Exercise: Extract, from the records beneath this instruction, each line that contains the word "unit".

— BEGIN Supplied information —

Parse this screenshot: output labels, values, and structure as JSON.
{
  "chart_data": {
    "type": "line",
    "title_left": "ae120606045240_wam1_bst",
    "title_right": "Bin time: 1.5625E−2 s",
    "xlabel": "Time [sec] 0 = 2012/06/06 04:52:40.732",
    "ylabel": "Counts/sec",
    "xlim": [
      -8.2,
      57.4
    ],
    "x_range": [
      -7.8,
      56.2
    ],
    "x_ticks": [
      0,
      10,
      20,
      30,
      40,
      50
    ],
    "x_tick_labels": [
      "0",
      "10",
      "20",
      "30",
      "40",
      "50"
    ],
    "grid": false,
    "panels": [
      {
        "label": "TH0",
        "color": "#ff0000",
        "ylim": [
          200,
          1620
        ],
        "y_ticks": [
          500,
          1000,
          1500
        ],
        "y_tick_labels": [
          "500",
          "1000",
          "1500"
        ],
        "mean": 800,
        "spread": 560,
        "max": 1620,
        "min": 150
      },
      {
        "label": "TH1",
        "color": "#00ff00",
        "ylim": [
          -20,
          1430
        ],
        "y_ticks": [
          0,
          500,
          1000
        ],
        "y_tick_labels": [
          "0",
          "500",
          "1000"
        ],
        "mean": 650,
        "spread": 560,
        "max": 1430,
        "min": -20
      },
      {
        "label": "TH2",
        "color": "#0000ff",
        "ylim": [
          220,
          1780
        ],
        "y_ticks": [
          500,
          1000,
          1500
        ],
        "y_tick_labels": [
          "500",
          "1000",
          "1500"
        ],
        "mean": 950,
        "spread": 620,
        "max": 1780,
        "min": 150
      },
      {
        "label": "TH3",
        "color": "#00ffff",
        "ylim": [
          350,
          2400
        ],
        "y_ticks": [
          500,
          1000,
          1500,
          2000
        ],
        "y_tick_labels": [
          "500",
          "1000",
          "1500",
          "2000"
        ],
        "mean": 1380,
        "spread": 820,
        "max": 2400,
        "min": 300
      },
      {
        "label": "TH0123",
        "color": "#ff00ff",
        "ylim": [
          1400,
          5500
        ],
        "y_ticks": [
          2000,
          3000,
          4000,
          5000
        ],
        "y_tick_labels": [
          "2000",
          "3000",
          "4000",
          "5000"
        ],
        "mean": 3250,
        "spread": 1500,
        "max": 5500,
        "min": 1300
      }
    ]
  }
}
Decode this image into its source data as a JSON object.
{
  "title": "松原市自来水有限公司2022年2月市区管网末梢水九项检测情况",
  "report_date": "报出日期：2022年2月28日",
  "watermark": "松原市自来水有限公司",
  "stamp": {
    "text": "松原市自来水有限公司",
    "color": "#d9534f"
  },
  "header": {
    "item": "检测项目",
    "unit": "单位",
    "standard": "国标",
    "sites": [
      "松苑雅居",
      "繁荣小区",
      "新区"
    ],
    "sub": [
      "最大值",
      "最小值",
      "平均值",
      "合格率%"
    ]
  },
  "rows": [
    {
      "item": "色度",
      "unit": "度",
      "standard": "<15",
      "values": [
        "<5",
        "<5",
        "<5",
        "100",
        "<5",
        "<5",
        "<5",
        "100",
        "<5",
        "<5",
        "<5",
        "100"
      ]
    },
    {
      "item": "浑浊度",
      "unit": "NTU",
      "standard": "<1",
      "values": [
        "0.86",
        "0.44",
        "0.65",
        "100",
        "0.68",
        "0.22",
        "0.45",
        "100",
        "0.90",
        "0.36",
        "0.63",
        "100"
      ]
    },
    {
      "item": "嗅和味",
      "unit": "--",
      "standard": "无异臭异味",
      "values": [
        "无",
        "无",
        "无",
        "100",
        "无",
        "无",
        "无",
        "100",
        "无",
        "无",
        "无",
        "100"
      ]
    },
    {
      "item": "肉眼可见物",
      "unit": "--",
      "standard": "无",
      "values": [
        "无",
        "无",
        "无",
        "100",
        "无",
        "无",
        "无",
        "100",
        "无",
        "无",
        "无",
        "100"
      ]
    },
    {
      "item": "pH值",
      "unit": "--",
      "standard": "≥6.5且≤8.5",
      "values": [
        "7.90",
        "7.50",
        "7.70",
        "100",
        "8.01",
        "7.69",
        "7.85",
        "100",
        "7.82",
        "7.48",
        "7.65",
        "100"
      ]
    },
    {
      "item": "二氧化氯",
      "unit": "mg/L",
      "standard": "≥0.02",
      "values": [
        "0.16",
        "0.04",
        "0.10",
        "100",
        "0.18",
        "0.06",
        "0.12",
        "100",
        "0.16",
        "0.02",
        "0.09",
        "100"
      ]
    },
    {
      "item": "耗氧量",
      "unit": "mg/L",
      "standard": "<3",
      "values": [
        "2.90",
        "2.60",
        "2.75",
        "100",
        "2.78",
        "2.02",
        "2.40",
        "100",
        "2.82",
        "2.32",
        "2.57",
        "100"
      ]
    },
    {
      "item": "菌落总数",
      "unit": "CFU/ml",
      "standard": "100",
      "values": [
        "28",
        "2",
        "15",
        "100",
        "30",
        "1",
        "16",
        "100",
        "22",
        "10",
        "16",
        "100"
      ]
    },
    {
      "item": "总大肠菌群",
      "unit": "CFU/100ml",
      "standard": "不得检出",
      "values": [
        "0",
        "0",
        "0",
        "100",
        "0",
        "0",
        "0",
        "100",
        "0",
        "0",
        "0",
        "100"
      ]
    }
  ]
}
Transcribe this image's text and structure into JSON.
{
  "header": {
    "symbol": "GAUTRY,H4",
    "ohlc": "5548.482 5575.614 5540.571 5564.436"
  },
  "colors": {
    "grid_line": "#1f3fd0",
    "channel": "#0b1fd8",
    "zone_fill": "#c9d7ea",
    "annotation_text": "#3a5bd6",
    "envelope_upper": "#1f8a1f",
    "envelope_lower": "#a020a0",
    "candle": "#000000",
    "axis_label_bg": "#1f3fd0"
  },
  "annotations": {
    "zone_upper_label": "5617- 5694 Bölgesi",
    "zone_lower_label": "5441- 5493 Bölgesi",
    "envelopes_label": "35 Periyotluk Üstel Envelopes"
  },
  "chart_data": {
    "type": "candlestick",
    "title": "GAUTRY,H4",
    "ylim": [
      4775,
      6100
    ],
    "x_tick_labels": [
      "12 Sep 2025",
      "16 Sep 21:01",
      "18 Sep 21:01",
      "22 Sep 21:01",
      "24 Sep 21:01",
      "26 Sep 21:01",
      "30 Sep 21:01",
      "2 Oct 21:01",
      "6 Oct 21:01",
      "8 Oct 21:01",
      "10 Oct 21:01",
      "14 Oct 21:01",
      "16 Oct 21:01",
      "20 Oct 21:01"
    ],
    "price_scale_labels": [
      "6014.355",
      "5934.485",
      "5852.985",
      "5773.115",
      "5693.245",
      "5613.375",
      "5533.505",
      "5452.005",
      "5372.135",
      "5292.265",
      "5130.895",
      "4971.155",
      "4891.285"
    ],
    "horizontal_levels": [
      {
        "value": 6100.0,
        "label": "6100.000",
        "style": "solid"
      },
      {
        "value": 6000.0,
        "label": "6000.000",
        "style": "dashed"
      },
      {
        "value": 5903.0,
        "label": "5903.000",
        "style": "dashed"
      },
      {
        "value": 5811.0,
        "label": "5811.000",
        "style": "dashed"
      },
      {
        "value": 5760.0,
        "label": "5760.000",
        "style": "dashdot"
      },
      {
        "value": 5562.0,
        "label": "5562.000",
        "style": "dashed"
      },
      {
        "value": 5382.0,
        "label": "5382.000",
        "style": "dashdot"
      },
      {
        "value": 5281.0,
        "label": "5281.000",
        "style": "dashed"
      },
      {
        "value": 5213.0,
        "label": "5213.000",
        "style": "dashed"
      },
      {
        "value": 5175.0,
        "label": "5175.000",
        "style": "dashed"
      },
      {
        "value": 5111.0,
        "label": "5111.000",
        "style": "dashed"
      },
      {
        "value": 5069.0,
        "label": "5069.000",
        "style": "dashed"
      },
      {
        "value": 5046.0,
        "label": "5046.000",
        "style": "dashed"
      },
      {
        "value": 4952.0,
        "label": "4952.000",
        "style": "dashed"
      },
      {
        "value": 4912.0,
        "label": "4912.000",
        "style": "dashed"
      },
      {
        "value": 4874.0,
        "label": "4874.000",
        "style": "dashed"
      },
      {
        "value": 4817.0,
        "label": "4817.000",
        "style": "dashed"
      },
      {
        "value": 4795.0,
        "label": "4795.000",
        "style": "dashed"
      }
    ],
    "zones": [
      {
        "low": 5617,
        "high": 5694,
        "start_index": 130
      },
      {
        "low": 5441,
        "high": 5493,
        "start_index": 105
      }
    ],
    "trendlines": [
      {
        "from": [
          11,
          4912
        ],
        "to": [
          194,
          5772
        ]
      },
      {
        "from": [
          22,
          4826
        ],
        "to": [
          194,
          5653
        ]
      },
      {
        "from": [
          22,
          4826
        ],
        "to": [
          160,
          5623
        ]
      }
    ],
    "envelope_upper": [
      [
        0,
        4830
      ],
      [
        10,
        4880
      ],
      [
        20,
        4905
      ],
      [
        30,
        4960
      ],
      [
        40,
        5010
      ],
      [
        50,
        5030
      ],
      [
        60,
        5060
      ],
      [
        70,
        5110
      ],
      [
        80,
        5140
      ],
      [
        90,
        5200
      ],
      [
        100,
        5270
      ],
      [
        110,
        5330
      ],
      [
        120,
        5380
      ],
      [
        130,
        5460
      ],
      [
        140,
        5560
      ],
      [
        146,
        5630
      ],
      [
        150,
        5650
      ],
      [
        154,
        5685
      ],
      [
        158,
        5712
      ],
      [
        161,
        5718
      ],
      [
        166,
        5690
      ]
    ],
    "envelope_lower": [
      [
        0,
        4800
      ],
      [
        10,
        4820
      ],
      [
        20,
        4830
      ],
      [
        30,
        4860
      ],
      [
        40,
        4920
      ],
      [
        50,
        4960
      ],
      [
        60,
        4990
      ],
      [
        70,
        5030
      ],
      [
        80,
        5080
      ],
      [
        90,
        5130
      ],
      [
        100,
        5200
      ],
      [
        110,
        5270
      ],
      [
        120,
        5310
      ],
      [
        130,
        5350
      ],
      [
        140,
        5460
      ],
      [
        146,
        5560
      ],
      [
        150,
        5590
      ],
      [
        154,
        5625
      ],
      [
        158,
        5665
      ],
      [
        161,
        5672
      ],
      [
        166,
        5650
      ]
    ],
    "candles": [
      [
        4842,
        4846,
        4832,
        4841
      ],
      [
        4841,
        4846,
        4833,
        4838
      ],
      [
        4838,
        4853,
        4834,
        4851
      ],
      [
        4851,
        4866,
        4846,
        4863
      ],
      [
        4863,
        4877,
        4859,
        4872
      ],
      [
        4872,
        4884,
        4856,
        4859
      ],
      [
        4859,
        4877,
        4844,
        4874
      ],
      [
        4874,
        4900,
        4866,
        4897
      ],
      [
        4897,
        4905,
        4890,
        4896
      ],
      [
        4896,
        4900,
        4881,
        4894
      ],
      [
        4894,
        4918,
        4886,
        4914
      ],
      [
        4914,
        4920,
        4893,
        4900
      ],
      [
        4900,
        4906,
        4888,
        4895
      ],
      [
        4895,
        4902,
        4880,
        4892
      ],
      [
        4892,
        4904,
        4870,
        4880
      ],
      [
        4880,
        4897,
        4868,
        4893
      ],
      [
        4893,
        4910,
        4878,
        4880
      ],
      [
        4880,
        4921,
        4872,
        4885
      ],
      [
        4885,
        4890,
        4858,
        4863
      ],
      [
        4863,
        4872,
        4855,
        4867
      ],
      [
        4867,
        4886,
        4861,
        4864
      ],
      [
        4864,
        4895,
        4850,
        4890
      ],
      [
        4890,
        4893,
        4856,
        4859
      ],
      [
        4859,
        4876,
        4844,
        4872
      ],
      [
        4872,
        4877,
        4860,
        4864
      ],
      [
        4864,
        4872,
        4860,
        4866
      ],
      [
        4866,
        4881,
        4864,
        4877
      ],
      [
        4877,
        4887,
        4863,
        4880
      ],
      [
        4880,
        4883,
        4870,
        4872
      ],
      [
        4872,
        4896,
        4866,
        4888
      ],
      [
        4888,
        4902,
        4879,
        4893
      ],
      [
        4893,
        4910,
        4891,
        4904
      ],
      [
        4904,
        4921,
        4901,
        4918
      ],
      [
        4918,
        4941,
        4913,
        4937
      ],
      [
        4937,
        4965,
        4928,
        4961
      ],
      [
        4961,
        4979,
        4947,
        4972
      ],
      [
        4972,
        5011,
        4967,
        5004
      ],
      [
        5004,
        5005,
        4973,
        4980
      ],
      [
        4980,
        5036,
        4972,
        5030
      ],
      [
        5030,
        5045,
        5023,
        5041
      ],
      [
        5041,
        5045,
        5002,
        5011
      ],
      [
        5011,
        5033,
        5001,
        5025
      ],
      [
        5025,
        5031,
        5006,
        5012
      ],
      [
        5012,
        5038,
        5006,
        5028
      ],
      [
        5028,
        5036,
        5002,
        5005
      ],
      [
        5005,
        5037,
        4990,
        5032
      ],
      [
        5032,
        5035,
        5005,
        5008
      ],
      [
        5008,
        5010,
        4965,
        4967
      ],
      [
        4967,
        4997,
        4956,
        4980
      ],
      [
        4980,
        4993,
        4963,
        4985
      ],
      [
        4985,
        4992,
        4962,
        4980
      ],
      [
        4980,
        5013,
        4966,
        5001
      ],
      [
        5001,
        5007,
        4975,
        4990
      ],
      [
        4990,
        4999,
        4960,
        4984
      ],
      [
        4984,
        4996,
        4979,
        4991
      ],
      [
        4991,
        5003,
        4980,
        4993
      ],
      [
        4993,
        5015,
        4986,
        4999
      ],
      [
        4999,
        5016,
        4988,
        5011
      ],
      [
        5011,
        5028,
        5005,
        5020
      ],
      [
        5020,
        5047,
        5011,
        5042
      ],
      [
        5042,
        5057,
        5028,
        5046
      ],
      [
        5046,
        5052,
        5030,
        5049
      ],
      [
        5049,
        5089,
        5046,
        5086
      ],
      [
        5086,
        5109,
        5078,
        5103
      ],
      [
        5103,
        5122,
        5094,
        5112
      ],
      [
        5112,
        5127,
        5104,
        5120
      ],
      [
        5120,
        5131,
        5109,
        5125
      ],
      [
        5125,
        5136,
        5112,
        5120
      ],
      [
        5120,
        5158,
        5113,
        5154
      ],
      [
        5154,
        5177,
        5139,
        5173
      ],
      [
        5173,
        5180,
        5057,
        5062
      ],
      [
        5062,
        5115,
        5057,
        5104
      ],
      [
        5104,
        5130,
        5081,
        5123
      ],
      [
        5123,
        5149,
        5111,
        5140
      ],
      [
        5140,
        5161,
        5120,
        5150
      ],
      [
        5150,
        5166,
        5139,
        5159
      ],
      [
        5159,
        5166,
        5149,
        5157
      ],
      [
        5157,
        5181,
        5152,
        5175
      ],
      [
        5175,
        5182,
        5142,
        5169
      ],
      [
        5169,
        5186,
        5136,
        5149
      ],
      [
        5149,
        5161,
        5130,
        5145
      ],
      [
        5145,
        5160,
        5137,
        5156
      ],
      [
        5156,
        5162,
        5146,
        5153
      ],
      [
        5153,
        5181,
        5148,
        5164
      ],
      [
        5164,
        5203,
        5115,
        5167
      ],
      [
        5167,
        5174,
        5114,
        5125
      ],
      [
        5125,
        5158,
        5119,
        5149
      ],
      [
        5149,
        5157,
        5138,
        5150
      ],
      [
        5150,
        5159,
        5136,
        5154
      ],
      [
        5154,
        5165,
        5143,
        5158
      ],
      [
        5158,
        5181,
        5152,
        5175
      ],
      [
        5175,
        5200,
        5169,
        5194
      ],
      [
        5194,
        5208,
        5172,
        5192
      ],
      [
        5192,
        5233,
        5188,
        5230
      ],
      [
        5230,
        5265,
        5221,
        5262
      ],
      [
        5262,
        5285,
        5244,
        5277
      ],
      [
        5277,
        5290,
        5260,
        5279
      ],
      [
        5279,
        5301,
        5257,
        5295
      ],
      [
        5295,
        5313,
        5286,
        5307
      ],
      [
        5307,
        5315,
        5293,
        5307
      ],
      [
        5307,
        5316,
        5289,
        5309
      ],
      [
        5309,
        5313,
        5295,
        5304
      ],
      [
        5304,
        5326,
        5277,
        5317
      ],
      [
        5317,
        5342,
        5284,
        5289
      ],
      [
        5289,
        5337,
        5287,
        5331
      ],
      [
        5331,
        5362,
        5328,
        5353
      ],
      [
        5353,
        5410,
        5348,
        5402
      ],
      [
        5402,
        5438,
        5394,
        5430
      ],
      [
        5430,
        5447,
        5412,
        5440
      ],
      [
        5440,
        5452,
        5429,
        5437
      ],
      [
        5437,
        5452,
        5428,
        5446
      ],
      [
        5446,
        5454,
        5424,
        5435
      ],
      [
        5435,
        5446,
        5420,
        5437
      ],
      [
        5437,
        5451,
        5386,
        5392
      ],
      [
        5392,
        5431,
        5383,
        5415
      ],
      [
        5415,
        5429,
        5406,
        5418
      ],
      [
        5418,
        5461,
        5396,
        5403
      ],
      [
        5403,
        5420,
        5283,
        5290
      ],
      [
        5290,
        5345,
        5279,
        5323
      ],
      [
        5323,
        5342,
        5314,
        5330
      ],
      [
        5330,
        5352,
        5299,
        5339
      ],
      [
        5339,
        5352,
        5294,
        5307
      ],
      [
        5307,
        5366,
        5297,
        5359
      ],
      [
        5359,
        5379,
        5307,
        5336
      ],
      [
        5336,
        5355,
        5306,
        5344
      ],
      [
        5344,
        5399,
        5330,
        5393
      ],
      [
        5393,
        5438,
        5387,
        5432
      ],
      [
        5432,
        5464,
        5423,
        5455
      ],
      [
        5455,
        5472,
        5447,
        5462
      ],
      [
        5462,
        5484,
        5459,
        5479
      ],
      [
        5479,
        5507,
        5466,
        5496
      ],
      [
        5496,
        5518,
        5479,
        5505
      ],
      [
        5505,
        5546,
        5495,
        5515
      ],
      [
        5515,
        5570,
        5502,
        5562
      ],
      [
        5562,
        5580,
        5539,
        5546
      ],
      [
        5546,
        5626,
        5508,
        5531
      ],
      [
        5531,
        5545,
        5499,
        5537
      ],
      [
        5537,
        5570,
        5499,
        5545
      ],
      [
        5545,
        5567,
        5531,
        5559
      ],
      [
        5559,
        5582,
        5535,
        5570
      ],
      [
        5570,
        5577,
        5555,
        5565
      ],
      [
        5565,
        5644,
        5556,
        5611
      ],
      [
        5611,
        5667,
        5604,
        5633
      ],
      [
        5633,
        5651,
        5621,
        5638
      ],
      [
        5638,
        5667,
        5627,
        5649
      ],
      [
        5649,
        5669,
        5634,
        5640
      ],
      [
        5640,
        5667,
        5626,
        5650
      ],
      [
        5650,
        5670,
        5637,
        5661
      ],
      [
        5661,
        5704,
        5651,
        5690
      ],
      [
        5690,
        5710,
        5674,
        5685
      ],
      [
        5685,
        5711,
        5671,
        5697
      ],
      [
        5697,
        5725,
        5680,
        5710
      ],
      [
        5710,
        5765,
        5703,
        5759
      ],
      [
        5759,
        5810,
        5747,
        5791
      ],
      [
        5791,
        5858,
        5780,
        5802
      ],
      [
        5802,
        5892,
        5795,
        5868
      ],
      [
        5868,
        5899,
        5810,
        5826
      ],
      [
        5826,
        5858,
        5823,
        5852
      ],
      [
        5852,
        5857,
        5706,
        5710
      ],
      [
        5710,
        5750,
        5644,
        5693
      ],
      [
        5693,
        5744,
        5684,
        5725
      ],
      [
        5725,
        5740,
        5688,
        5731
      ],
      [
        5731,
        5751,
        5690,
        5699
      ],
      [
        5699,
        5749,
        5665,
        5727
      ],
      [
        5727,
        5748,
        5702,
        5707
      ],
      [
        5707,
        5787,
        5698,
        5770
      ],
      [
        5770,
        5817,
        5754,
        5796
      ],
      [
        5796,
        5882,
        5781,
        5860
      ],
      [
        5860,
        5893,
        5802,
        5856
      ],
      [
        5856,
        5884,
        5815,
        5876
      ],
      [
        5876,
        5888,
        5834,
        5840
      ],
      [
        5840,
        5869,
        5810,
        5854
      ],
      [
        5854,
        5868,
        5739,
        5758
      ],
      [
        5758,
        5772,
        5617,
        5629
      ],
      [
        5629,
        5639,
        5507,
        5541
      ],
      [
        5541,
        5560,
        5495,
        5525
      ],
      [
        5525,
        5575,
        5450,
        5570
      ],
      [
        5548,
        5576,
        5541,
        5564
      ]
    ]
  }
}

— END Supplied information —

Problem solution:
    "unit": "单位",
      "unit": "度",
      "unit": "NTU",
      "unit": "--",
      "unit": "--",
      "unit": "--",
      "unit": "mg/L",
      "unit": "mg/L",
      "unit": "CFU/ml",
      "unit": "CFU/100ml",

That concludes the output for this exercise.